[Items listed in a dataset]
------------

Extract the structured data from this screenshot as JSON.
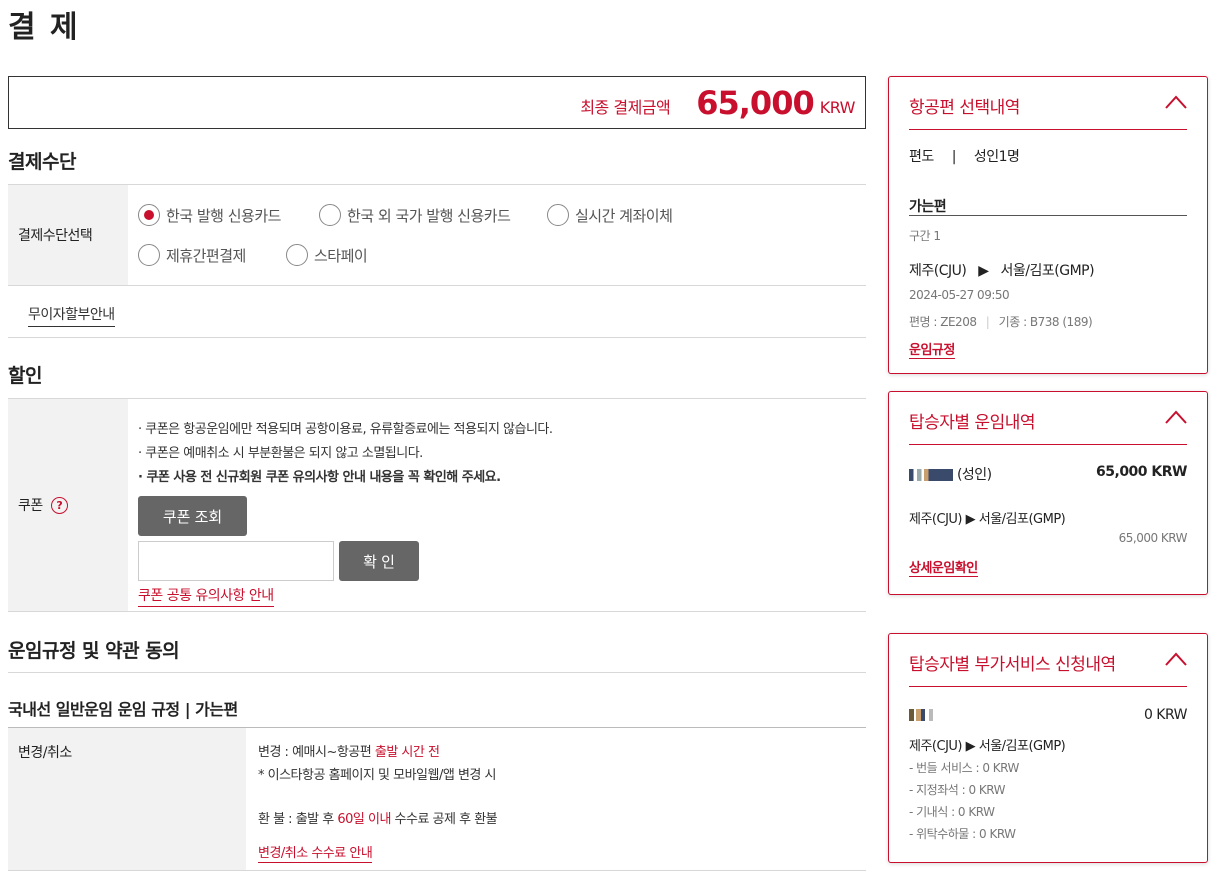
{
  "page": {
    "title": "결 제"
  },
  "total": {
    "label": "최종 결제금액",
    "amount": "65,000",
    "currency": "KRW"
  },
  "payment": {
    "title": "결제수단",
    "select_label": "결제수단선택",
    "options": [
      "한국 발행 신용카드",
      "한국 외 국가 발행 신용카드",
      "실시간 계좌이체",
      "제휴간편결제",
      "스타페이"
    ],
    "selected": 0,
    "installment_link": "무이자할부안내"
  },
  "discount": {
    "title": "할인",
    "coupon_label": "쿠폰",
    "notes": [
      "· 쿠폰은 항공운임에만 적용되며 공항이용료, 유류할증료에는 적용되지 않습니다.",
      "· 쿠폰은 예매취소 시 부분환불은 되지 않고 소멸됩니다.",
      "· 쿠폰 사용 전 신규회원 쿠폰 유의사항 안내 내용을 꼭 확인해 주세요."
    ],
    "lookup_button": "쿠폰 조회",
    "confirm_button": "확 인",
    "notice_link": "쿠폰 공통 유의사항 안내"
  },
  "terms": {
    "title": "운임규정 및 약관 동의",
    "subtitle": "국내선 일반운임 운임 규정 | 가는편",
    "change_label": "변경/취소",
    "line1_prefix": "변경 : 예매시~항공편 ",
    "line1_red": "출발 시간 전",
    "line2": "* 이스타항공 홈페이지 및 모바일웹/앱 변경 시",
    "line3_prefix": "환 불 : 출발 후 ",
    "line3_red": "60일 이내",
    "line3_suffix": " 수수료 공제 후 환불",
    "fee_link": "변경/취소 수수료 안내"
  },
  "flight_panel": {
    "title": "항공편 선택내역",
    "trip_type": "편도",
    "sep": "|",
    "pax": "성인1명",
    "outbound_label": "가는편",
    "segment": "구간 1",
    "from": "제주(CJU)",
    "arrow": "▶",
    "to": "서울/김포(GMP)",
    "datetime": "2024-05-27 09:50",
    "flight_no": "편명 : ZE208",
    "aircraft": "기종 : B738 (189)",
    "fare_rule_link": "운임규정"
  },
  "fare_panel": {
    "title": "탑승자별 운임내역",
    "pax_suffix": "(성인)",
    "pax_total": "65,000 KRW",
    "route": "제주(CJU)  ▶  서울/김포(GMP)",
    "route_amount": "65,000 KRW",
    "detail_link": "상세운임확인"
  },
  "service_panel": {
    "title": "탑승자별 부가서비스 신청내역",
    "total": "0 KRW",
    "route": "제주(CJU)  ▶  서울/김포(GMP)",
    "items": [
      "- 번들 서비스 : 0 KRW",
      "- 지정좌석 : 0 KRW",
      "- 기내식 : 0 KRW",
      "- 위탁수하물 : 0 KRW"
    ]
  },
  "colors": {
    "accent": "#c8102e",
    "button_dark": "#666666",
    "side_bg": "#f2f2f2"
  }
}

------------

Look through the data above. Each line containing the word "유의사항" needs to be copied.

      "· 쿠폰 사용 전 신규회원 쿠폰 유의사항 안내 내용을 꼭 확인해 주세요."
    "notice_link": "쿠폰 공통 유의사항 안내"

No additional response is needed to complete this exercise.